# Items

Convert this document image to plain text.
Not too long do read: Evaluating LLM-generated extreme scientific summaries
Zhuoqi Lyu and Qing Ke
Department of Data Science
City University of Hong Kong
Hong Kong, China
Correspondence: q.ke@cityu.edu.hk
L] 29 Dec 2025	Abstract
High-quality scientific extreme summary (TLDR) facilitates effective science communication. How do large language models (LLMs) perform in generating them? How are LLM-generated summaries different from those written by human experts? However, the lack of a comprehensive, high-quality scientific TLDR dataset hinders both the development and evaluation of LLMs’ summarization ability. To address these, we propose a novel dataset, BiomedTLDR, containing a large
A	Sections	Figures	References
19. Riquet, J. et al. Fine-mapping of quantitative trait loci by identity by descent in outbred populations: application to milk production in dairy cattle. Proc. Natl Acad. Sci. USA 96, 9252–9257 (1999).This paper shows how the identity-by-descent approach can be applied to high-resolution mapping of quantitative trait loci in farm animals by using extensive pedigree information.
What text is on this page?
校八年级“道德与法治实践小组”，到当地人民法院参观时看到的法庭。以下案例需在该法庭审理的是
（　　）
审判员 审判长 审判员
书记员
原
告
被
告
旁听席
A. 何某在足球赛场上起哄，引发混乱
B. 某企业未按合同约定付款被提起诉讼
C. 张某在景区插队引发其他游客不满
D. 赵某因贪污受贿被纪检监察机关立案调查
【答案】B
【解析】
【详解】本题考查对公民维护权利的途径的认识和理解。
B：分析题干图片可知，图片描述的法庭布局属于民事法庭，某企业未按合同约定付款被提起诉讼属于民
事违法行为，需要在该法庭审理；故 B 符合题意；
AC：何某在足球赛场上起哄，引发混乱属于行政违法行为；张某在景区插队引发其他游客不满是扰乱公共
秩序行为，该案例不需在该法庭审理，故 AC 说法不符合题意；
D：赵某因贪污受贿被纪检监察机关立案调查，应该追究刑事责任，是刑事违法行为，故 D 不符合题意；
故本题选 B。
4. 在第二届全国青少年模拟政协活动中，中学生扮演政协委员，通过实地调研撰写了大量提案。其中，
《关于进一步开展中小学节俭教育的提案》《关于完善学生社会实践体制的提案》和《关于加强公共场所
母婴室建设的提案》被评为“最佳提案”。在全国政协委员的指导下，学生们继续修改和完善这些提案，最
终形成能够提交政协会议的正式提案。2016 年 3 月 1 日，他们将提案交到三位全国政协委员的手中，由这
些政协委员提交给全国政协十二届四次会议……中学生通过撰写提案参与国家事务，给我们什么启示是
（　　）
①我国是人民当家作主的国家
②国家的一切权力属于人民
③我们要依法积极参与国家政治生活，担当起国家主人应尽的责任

# Your objective
Each line that holds the word "Hong" should be extracted from the records.

# Exercise solution
City University of Hong Kong
Hong Kong, China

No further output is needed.